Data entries

*****

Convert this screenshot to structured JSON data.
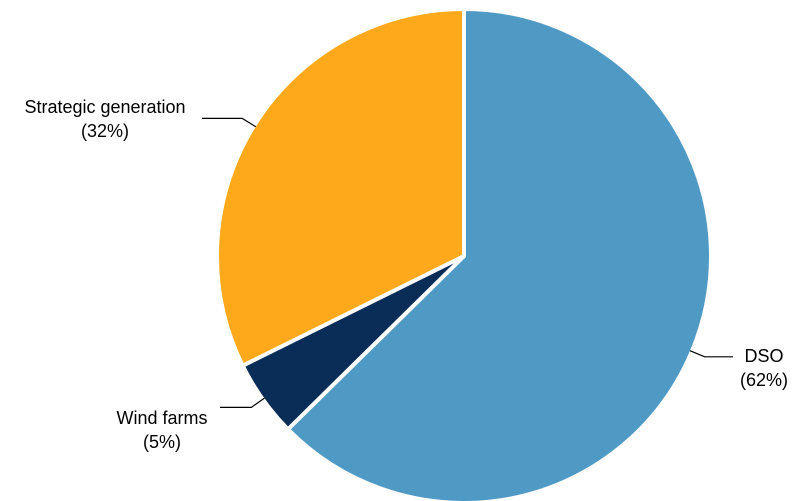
{
  "chart_data": {
    "type": "pie",
    "title": "",
    "slices": [
      {
        "name": "DSO",
        "value": 62,
        "display": "(62%)",
        "color": "#4f9ac4"
      },
      {
        "name": "Wind farms",
        "value": 5,
        "display": "(5%)",
        "color": "#0a2d57"
      },
      {
        "name": "Strategic generation",
        "value": 32,
        "display": "(32%)",
        "color": "#fda91b"
      }
    ],
    "start": "12 o'clock",
    "direction": "clockwise",
    "legend": "none (direct labels with leader lines)"
  }
}
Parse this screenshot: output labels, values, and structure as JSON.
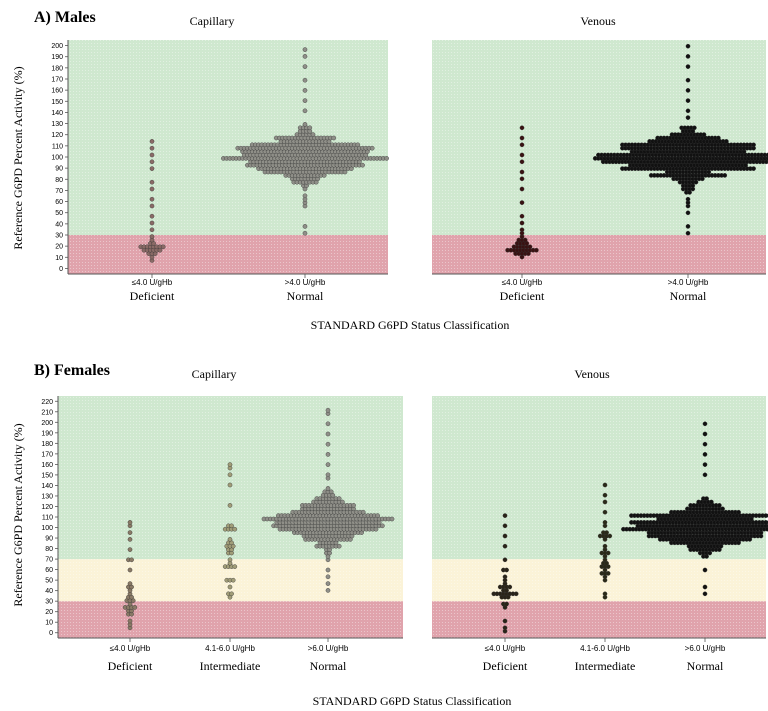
{
  "chart_data": [
    {
      "type": "scatter",
      "subtype": "beeswarm",
      "title": "A) Males",
      "ylabel": "Reference G6PD Percent Activity (%)",
      "xlabel": "STANDARD G6PD Status Classification",
      "ylim": [
        -5,
        205
      ],
      "yticks": [
        0,
        10,
        20,
        30,
        40,
        50,
        60,
        70,
        80,
        90,
        100,
        110,
        120,
        130,
        140,
        150,
        160,
        170,
        180,
        190,
        200
      ],
      "bands": [
        {
          "from": -5,
          "to": 30,
          "color": "#e0a3ac"
        },
        {
          "from": 30,
          "to": 205,
          "color": "#cfe8cf"
        }
      ],
      "groups": [
        {
          "name": "Capillary",
          "point_color": "#8f8f88",
          "categories": [
            {
              "range": "≤4.0 U/gHb",
              "label": "Deficient",
              "point_color": "#8a6a66",
              "median": 18,
              "n_core": 22,
              "core_sd": 5,
              "tail": [
                30,
                35,
                41,
                48,
                55,
                62,
                71,
                77,
                89,
                95,
                101,
                107,
                114
              ]
            },
            {
              "range": ">4.0 U/gHb",
              "label": "Normal",
              "median": 100,
              "n_core": 420,
              "core_sd": 11,
              "tail": [
                31,
                38,
                55,
                60,
                65,
                140,
                150,
                160,
                170,
                180,
                190,
                197
              ]
            }
          ]
        },
        {
          "name": "Venous",
          "point_color": "#111111",
          "categories": [
            {
              "range": "≤4.0 U/gHb",
              "label": "Deficient",
              "point_color": "#3a1212",
              "median": 17,
              "n_core": 30,
              "core_sd": 5,
              "tail": [
                30,
                35,
                41,
                48,
                60,
                72,
                79,
                86,
                95,
                103,
                110,
                117,
                125
              ]
            },
            {
              "range": ">4.0 U/gHb",
              "label": "Normal",
              "median": 100,
              "n_core": 500,
              "core_sd": 11,
              "tail": [
                32,
                38,
                50,
                55,
                60,
                140,
                150,
                160,
                170,
                180,
                190,
                198
              ]
            }
          ]
        }
      ]
    },
    {
      "type": "scatter",
      "subtype": "beeswarm",
      "title": "B) Females",
      "ylabel": "Reference G6PD Percent Activity (%)",
      "xlabel": "STANDARD G6PD Status Classification",
      "ylim": [
        -5,
        225
      ],
      "yticks": [
        0,
        10,
        20,
        30,
        40,
        50,
        60,
        70,
        80,
        90,
        100,
        110,
        120,
        130,
        140,
        150,
        160,
        170,
        180,
        190,
        200,
        210,
        220
      ],
      "bands": [
        {
          "from": -5,
          "to": 30,
          "color": "#e0a3ac"
        },
        {
          "from": 30,
          "to": 70,
          "color": "#fbf3d8"
        },
        {
          "from": 70,
          "to": 225,
          "color": "#cfe8cf"
        }
      ],
      "groups": [
        {
          "name": "Capillary",
          "point_color": "#8f8f88",
          "categories": [
            {
              "range": "≤4.0 U/gHb",
              "label": "Deficient",
              "point_color": "#8a7a66",
              "median": 35,
              "n_core": 22,
              "core_sd": 14,
              "tail": [
                5,
                60,
                70,
                80,
                88,
                95,
                101,
                106
              ]
            },
            {
              "range": "4.1-6.0 U/gHb",
              "label": "Intermediate",
              "point_color": "#a19d78",
              "median": 75,
              "n_core": 28,
              "core_sd": 18,
              "tail": [
                35,
                120,
                140,
                150,
                155,
                160
              ]
            },
            {
              "range": ">6.0 U/gHb",
              "label": "Normal",
              "median": 105,
              "n_core": 330,
              "core_sd": 13,
              "tail": [
                40,
                47,
                60,
                150,
                160,
                170,
                180,
                190,
                200,
                207,
                213
              ]
            }
          ]
        },
        {
          "name": "Venous",
          "point_color": "#111111",
          "categories": [
            {
              "range": "≤4.0 U/gHb",
              "label": "Deficient",
              "point_color": "#2a2418",
              "median": 35,
              "n_core": 26,
              "core_sd": 13,
              "tail": [
                5,
                60,
                70,
                82,
                92,
                101,
                110
              ]
            },
            {
              "range": "4.1-6.0 U/gHb",
              "label": "Intermediate",
              "point_color": "#2a2a18",
              "median": 75,
              "n_core": 28,
              "core_sd": 18,
              "tail": [
                33,
                115,
                125,
                132,
                139
              ]
            },
            {
              "range": ">6.0 U/gHb",
              "label": "Normal",
              "median": 100,
              "n_core": 420,
              "core_sd": 11,
              "tail": [
                38,
                43,
                60,
                150,
                160,
                170,
                180,
                190,
                200
              ]
            }
          ]
        }
      ]
    }
  ]
}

*****

• Written instruction
Retype all the records shown above, character for character. Omit every picture.

• Solution below
Convert this screenshot to structured JSON data.
{
  "chart_data": {
    "type": "pie",
    "title": "",
    "slices": [
      {
        "name": "DSO",
        "value": 62,
        "display": "(62%)",
        "color": "#4f9ac4"
      },
      {
        "name": "Wind farms",
        "value": 5,
        "display": "(5%)",
        "color": "#0a2d57"
      },
      {
        "name": "Strategic generation",
        "value": 32,
        "display": "(32%)",
        "color": "#fda91b"
      }
    ],
    "start": "12 o'clock",
    "direction": "clockwise",
    "legend": "none (direct labels with leader lines)"
  }
}
Parse this screenshot: output labels, values, and structure as JSON.
{
  "chart_data": [
    {
      "type": "scatter",
      "subtype": "beeswarm",
      "title": "A) Males",
      "ylabel": "Reference G6PD Percent Activity (%)",
      "xlabel": "STANDARD G6PD Status Classification",
      "ylim": [
        -5,
        205
      ],
      "yticks": [
        0,
        10,
        20,
        30,
        40,
        50,
        60,
        70,
        80,
        90,
        100,
        110,
        120,
        130,
        140,
        150,
        160,
        170,
        180,
        190,
        200
      ],
      "bands": [
        {
          "from": -5,
          "to": 30,
          "color": "#e0a3ac"
        },
        {
          "from": 30,
          "to": 205,
          "color": "#cfe8cf"
        }
      ],
      "groups": [
        {
          "name": "Capillary",
          "point_color": "#8f8f88",
          "categories": [
            {
              "range": "≤4.0 U/gHb",
              "label": "Deficient",
              "point_color": "#8a6a66",
              "median": 18,
              "n_core": 22,
              "core_sd": 5,
              "tail": [
                30,
                35,
                41,
                48,
                55,
                62,
                71,
                77,
                89,
                95,
                101,
                107,
                114
              ]
            },
            {
              "range": ">4.0 U/gHb",
              "label": "Normal",
              "median": 100,
              "n_core": 420,
              "core_sd": 11,
              "tail": [
                31,
                38,
                55,
                60,
                65,
                140,
                150,
                160,
                170,
                180,
                190,
                197
              ]
            }
          ]
        },
        {
          "name": "Venous",
          "point_color": "#111111",
          "categories": [
            {
              "range": "≤4.0 U/gHb",
              "label": "Deficient",
              "point_color": "#3a1212",
              "median": 17,
              "n_core": 30,
              "core_sd": 5,
              "tail": [
                30,
                35,
                41,
                48,
                60,
                72,
                79,
                86,
                95,
                103,
                110,
                117,
                125
              ]
            },
            {
              "range": ">4.0 U/gHb",
              "label": "Normal",
              "median": 100,
              "n_core": 500,
              "core_sd": 11,
              "tail": [
                32,
                38,
                50,
                55,
                60,
                140,
                150,
                160,
                170,
                180,
                190,
                198
              ]
            }
          ]
        }
      ]
    },
    {
      "type": "scatter",
      "subtype": "beeswarm",
      "title": "B) Females",
      "ylabel": "Reference G6PD Percent Activity (%)",
      "xlabel": "STANDARD G6PD Status Classification",
      "ylim": [
        -5,
        225
      ],
      "yticks": [
        0,
        10,
        20,
        30,
        40,
        50,
        60,
        70,
        80,
        90,
        100,
        110,
        120,
        130,
        140,
        150,
        160,
        170,
        180,
        190,
        200,
        210,
        220
      ],
      "bands": [
        {
          "from": -5,
          "to": 30,
          "color": "#e0a3ac"
        },
        {
          "from": 30,
          "to": 70,
          "color": "#fbf3d8"
        },
        {
          "from": 70,
          "to": 225,
          "color": "#cfe8cf"
        }
      ],
      "groups": [
        {
          "name": "Capillary",
          "point_color": "#8f8f88",
          "categories": [
            {
              "range": "≤4.0 U/gHb",
              "label": "Deficient",
              "point_color": "#8a7a66",
              "median": 35,
              "n_core": 22,
              "core_sd": 14,
              "tail": [
                5,
                60,
                70,
                80,
                88,
                95,
                101,
                106
              ]
            },
            {
              "range": "4.1-6.0 U/gHb",
              "label": "Intermediate",
              "point_color": "#a19d78",
              "median": 75,
              "n_core": 28,
              "core_sd": 18,
              "tail": [
                35,
                120,
                140,
                150,
                155,
                160
              ]
            },
            {
              "range": ">6.0 U/gHb",
              "label": "Normal",
              "median": 105,
              "n_core": 330,
              "core_sd": 13,
              "tail": [
                40,
                47,
                60,
                150,
                160,
                170,
                180,
                190,
                200,
                207,
                213
              ]
            }
          ]
        },
        {
          "name": "Venous",
          "point_color": "#111111",
          "categories": [
            {
              "range": "≤4.0 U/gHb",
              "label": "Deficient",
              "point_color": "#2a2418",
              "median": 35,
              "n_core": 26,
              "core_sd": 13,
              "tail": [
                5,
                60,
                70,
                82,
                92,
                101,
                110
              ]
            },
            {
              "range": "4.1-6.0 U/gHb",
              "label": "Intermediate",
              "point_color": "#2a2a18",
              "median": 75,
              "n_core": 28,
              "core_sd": 18,
              "tail": [
                33,
                115,
                125,
                132,
                139
              ]
            },
            {
              "range": ">6.0 U/gHb",
              "label": "Normal",
              "median": 100,
              "n_core": 420,
              "core_sd": 11,
              "tail": [
                38,
                43,
                60,
                150,
                160,
                170,
                180,
                190,
                200
              ]
            }
          ]
        }
      ]
    }
  ]
}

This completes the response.